# Heater Core Replacement For 1966 Gto



## take5 (Aug 9, 2009)

I Am Restoring 1966 Gto And Need To Identify Best Way To Complete Replacement Of The Heater Core.
Is It Necessary To Remove The Right Fender, Front Bumper, And Possibly The Hood To Get To The Heater Core. 
Let Me Know & Thanks


----------



## 1970 Lemans (Jul 25, 2009)

I recently replaced the heater core of my '70 (with ac) vehicle. The heater core is, of course, removed from inside the vehicle with the heater box (after removing the duct work and lower dash panel). The heater box was held in place with two screws and 4 studs. The screws (in center of heater box) were easily removed from the inside. The nuts for 3 of the 4 studs were also easily removed on the engine side. The nut for the fourth stud (lower right) was behind the inner fender well. There are three ways to deal with this that I am aware of.

One way to access it is as you suggest. 

A second way, as detailed by the Pontiac service manual is to air chisel out an inner fender well access panel that was speicifically introduced for this purpose.

I went a third route. That is, I elected to bore out the remaining stud from the inside using a 1/4 inch drill bit. As soon as I got through, the stud just fell out, thus freeing up the heater box. I didn't feel I needed to replace the stud with anything as the heater box seems quite secure with the remaining fasteners, though I suppose one could use a body screw. Obviously, if you are doing a concourse resto- this may not be desirable, but the blemish (hole) on the heater box is really not visible unless you stick your head down below the seat cushion.

## Recorded information
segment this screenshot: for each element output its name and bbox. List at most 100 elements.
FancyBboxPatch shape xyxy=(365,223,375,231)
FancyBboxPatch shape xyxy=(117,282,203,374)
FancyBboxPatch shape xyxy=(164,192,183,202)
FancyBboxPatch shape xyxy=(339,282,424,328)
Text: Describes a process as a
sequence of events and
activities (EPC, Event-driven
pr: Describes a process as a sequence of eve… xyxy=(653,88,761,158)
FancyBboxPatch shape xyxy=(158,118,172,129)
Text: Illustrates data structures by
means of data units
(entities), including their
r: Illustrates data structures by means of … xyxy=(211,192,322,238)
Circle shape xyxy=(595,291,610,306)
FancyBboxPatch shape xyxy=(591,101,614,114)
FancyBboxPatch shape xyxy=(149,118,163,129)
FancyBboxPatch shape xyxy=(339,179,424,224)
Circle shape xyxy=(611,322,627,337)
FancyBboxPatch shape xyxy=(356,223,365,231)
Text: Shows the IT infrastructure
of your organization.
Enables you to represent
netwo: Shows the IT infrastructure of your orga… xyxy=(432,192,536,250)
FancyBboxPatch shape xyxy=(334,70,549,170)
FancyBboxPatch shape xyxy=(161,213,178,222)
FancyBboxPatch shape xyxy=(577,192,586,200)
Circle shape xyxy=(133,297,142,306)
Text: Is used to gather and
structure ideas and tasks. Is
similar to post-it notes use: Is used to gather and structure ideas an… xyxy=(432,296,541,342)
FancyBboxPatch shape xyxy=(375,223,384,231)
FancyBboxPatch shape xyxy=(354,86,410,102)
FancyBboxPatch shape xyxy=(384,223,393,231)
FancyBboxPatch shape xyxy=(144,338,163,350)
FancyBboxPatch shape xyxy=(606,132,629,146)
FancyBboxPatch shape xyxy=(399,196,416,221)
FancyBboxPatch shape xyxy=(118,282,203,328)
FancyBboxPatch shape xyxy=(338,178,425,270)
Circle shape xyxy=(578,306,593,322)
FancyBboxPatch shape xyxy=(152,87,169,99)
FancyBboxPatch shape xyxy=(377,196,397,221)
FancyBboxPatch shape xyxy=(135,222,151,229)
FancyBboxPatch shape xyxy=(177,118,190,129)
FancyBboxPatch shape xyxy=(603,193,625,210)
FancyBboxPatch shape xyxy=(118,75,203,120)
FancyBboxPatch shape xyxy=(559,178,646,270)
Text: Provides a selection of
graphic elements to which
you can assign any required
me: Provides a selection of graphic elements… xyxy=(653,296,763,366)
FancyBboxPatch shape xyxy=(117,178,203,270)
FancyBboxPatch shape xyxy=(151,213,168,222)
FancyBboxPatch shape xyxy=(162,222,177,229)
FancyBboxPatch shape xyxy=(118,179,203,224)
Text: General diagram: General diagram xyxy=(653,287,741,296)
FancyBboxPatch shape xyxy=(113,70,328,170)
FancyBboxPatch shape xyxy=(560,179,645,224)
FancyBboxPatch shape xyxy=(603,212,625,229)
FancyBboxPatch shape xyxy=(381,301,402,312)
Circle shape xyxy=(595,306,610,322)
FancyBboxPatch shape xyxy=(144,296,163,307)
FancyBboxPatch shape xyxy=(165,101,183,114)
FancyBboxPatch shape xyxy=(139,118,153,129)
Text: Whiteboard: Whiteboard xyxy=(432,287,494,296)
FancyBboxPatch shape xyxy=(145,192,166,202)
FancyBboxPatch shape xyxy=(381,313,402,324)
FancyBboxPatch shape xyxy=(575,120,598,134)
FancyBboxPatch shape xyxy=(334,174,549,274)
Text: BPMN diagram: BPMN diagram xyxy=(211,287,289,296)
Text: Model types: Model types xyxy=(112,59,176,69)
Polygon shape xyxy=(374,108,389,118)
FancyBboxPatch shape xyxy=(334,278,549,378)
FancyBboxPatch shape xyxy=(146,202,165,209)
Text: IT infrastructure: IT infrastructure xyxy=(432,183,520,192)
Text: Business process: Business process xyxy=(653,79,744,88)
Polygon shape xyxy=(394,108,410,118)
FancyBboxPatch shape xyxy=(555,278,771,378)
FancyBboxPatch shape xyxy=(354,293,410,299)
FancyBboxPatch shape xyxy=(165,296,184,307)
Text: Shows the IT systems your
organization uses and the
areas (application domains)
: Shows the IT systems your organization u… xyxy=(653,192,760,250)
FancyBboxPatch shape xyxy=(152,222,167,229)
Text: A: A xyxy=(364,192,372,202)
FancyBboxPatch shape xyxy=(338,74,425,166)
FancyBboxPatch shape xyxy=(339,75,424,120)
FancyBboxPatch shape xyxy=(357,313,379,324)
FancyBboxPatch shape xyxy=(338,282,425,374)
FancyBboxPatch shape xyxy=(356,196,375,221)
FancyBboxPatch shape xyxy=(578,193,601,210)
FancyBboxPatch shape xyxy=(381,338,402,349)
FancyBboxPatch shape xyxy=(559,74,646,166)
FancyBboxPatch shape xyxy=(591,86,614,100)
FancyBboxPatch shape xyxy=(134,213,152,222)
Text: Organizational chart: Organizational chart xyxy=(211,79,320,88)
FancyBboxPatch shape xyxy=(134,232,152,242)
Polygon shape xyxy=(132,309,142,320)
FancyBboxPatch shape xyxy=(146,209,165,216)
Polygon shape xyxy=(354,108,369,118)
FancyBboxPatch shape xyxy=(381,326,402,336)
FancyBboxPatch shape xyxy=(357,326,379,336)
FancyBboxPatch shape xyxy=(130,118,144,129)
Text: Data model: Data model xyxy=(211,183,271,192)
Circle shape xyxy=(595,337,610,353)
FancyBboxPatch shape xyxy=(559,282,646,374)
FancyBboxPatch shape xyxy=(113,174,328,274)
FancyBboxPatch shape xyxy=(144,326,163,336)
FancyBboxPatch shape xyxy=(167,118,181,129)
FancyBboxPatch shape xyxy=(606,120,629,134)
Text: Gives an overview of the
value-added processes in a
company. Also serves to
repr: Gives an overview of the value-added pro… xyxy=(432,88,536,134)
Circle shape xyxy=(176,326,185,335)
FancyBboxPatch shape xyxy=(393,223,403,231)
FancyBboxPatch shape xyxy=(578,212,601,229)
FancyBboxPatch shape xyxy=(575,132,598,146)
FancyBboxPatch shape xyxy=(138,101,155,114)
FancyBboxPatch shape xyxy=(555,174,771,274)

## Problem to solve
Pick up the forum thread about replacing the heater core in a 1966 GTO right after its last sentence and continue it.

## Answer below
----------



## geeteeohguy (Feb 2, 2008)

There is one stud between the fender and fenderwell that is almost impossible to access with the fender on. But, it can be done. Also, being that it's a '66, chances are that it's had the core replaced more than once, and that the one hard-to-get-to nut was left off on the re-install. Try the easy fasteners on the heater box, and see if it doesn't come off. Good luck.


----------



## take5 (Aug 9, 2009)

My thanks to both 1970 Lemans & GTO Guy for your responses, information, etc.
By way of background it appears from the 1970 Lemans that Pontiac Division made improvements for changing out heater core's as needed.
I picked up a GM Pontiac shop manuel for my 1966 GTO from Year One and believe it or not this official shop manuel states to drill a 1 inch hole through the fender wheel skirt to access the bolt for removal. The major difficulty here is not knowing the exact location to drill, there is no way of knowing & the hit or miss approach leaves a great deal to be desired.
Thanks also to GTO Guy with removal via easy fasteners on the heater box from the engine compartment. This heater core is the original and will be the first to be replaced.
I've owned the 1966 GTO since December of 1967 and it was built in Fremont, CA.
When the heater core began dripping under the glove box I just re-routed the heater hose on the engine and by passed the heater core. For the most part this GTO has been parked and not driven. As I said, I am now getting going with restoration.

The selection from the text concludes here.